Stored data entries:
==*==

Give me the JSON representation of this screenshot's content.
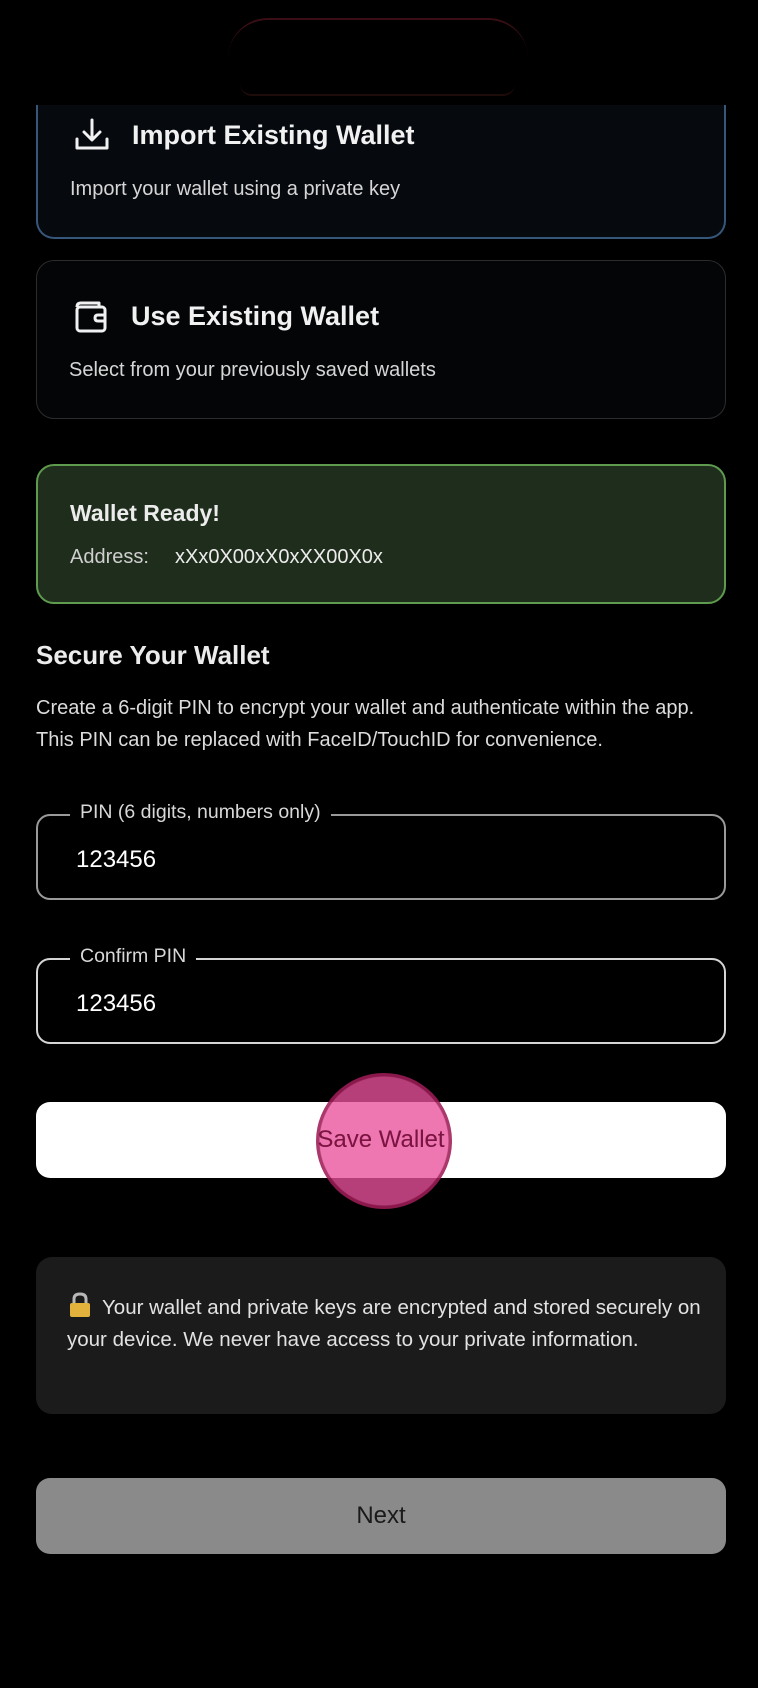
{
  "options": {
    "import": {
      "title": "Import Existing Wallet",
      "description": "Import your wallet using a private key",
      "icon": "download-icon"
    },
    "use_existing": {
      "title": "Use Existing Wallet",
      "description": "Select from your previously saved wallets",
      "icon": "wallet-icon"
    }
  },
  "wallet_status": {
    "title": "Wallet Ready!",
    "address_label": "Address:",
    "address_value": "xXx0X00xX0xXX00X0x"
  },
  "secure": {
    "title": "Secure Your Wallet",
    "description": "Create a 6-digit PIN to encrypt your wallet and authenticate within the app. This PIN can be replaced with FaceID/TouchID for convenience."
  },
  "pin_field": {
    "label": "PIN (6 digits, numbers only)",
    "value": "123456"
  },
  "confirm_field": {
    "label": "Confirm PIN",
    "value": "123456"
  },
  "save_button": {
    "label": "Save Wallet"
  },
  "info": {
    "icon": "lock-icon",
    "text": "Your wallet and private keys are encrypted and stored securely on your device. We never have access to your private information."
  },
  "next_button": {
    "label": "Next"
  },
  "colors": {
    "success_border": "#5e9b4f",
    "success_bg": "#1f2e1c",
    "selected_border": "#37577a",
    "tap_highlight": "#e9509b"
  }
}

==*==

(GOAL OF THE EXERCISE)
Go through the listing above and write it all out exactly, leaving out any picture.

(CORRECT RESULT)
Give me the JSON representation of this screenshot's content.
{
  "options": {
    "import": {
      "title": "Import Existing Wallet",
      "description": "Import your wallet using a private key",
      "icon": "download-icon"
    },
    "use_existing": {
      "title": "Use Existing Wallet",
      "description": "Select from your previously saved wallets",
      "icon": "wallet-icon"
    }
  },
  "wallet_status": {
    "title": "Wallet Ready!",
    "address_label": "Address:",
    "address_value": "xXx0X00xX0xXX00X0x"
  },
  "secure": {
    "title": "Secure Your Wallet",
    "description": "Create a 6-digit PIN to encrypt your wallet and authenticate within the app. This PIN can be replaced with FaceID/TouchID for convenience."
  },
  "pin_field": {
    "label": "PIN (6 digits, numbers only)",
    "value": "123456"
  },
  "confirm_field": {
    "label": "Confirm PIN",
    "value": "123456"
  },
  "save_button": {
    "label": "Save Wallet"
  },
  "info": {
    "icon": "lock-icon",
    "text": "Your wallet and private keys are encrypted and stored securely on your device. We never have access to your private information."
  },
  "next_button": {
    "label": "Next"
  },
  "colors": {
    "success_border": "#5e9b4f",
    "success_bg": "#1f2e1c",
    "selected_border": "#37577a",
    "tap_highlight": "#e9509b"
  }
}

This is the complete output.